TASK TO CARRY OUT: Every entry must be duplicated precisely as written.
*** INPUT MATERIAL ***
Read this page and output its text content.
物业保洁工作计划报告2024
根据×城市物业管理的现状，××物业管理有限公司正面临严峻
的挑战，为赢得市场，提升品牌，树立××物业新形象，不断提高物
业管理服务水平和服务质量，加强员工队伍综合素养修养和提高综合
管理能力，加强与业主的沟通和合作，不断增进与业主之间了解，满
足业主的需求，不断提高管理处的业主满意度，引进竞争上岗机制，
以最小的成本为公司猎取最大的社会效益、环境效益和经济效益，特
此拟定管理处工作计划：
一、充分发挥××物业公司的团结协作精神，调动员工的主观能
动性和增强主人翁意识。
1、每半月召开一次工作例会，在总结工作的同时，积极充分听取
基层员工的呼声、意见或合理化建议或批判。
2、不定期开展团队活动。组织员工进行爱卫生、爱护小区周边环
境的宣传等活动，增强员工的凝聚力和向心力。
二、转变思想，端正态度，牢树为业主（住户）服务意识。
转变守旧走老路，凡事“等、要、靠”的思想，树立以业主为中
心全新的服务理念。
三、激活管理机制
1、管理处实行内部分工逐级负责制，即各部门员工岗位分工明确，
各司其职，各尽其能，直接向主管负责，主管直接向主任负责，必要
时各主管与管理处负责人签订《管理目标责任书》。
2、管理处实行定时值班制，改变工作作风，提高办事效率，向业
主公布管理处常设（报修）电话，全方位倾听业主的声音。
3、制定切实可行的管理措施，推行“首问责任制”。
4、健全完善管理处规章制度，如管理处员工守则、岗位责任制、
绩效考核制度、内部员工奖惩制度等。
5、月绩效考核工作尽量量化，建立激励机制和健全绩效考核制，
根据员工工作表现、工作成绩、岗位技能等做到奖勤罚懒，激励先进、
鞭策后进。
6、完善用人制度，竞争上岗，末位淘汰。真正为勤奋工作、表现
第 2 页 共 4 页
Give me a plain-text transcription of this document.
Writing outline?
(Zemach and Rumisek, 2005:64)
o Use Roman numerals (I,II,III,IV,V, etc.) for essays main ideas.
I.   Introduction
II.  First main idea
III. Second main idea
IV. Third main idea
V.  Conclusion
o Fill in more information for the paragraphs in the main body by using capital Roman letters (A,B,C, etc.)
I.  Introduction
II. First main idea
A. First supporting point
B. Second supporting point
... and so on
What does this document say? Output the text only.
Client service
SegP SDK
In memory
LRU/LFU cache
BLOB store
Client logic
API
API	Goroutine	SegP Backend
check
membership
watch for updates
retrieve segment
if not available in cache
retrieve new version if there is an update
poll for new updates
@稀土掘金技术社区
***
RESULT:
Read this page and output its text content.
物业保洁工作计划报告2024
根据×城市物业管理的现状，××物业管理有限公司正面临严峻
的挑战，为赢得市场，提升品牌，树立××物业新形象，不断提高物
业管理服务水平和服务质量，加强员工队伍综合素养修养和提高综合
管理能力，加强与业主的沟通和合作，不断增进与业主之间了解，满
足业主的需求，不断提高管理处的业主满意度，引进竞争上岗机制，
以最小的成本为公司猎取最大的社会效益、环境效益和经济效益，特
此拟定管理处工作计划：
一、充分发挥××物业公司的团结协作精神，调动员工的主观能
动性和增强主人翁意识。
1、每半月召开一次工作例会，在总结工作的同时，积极充分听取
基层员工的呼声、意见或合理化建议或批判。
2、不定期开展团队活动。组织员工进行爱卫生、爱护小区周边环
境的宣传等活动，增强员工的凝聚力和向心力。
二、转变思想，端正态度，牢树为业主（住户）服务意识。
转变守旧走老路，凡事“等、要、靠”的思想，树立以业主为中
心全新的服务理念。
三、激活管理机制
1、管理处实行内部分工逐级负责制，即各部门员工岗位分工明确，
各司其职，各尽其能，直接向主管负责，主管直接向主任负责，必要
时各主管与管理处负责人签订《管理目标责任书》。
2、管理处实行定时值班制，改变工作作风，提高办事效率，向业
主公布管理处常设（报修）电话，全方位倾听业主的声音。
3、制定切实可行的管理措施，推行“首问责任制”。
4、健全完善管理处规章制度，如管理处员工守则、岗位责任制、
绩效考核制度、内部员工奖惩制度等。
5、月绩效考核工作尽量量化，建立激励机制和健全绩效考核制，
根据员工工作表现、工作成绩、岗位技能等做到奖勤罚懒，激励先进、
鞭策后进。
6、完善用人制度，竞争上岗，末位淘汰。真正为勤奋工作、表现
第 2 页 共 4 页
Give me a plain-text transcription of this document.
Writing outline?
(Zemach and Rumisek, 2005:64)
o Use Roman numerals (I,II,III,IV,V, etc.) for essays main ideas.
I.   Introduction
II.  First main idea
III. Second main idea
IV. Third main idea
V.  Conclusion
o Fill in more information for the paragraphs in the main body by using capital Roman letters (A,B,C, etc.)
I.  Introduction
II. First main idea
A. First supporting point
B. Second supporting point
... and so on
What does this document say? Output the text only.
Client service
SegP SDK
In memory
LRU/LFU cache
BLOB store
Client logic
API
API	Goroutine	SegP Backend
check
membership
watch for updates
retrieve segment
if not available in cache
retrieve new version if there is an update
poll for new updates
@稀土掘金技术社区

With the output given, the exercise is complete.